→ **Exercise instructions**
Reproduce every entry exactly.

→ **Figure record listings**
BEGIN
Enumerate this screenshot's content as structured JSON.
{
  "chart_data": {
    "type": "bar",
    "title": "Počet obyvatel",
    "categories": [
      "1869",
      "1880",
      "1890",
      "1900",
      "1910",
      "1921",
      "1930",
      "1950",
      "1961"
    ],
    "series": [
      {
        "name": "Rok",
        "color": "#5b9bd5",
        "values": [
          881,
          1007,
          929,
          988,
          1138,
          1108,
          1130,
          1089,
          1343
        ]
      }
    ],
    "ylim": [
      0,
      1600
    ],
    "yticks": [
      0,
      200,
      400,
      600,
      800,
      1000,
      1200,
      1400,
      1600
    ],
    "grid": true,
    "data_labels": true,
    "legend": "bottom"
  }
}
END
→ **Problem solution**
Enumerate this screenshot's content as structured JSON.
{
  "chart_data": {
    "type": "bar",
    "title": "Počet obyvatel",
    "categories": [
      "1869",
      "1880",
      "1890",
      "1900",
      "1910",
      "1921",
      "1930",
      "1950",
      "1961"
    ],
    "series": [
      {
        "name": "Rok",
        "color": "#5b9bd5",
        "values": [
          881,
          1007,
          929,
          988,
          1138,
          1108,
          1130,
          1089,
          1343
        ]
      }
    ],
    "ylim": [
      0,
      1600
    ],
    "yticks": [
      0,
      200,
      400,
      600,
      800,
      1000,
      1200,
      1400,
      1600
    ],
    "grid": true,
    "data_labels": true,
    "legend": "bottom"
  }
}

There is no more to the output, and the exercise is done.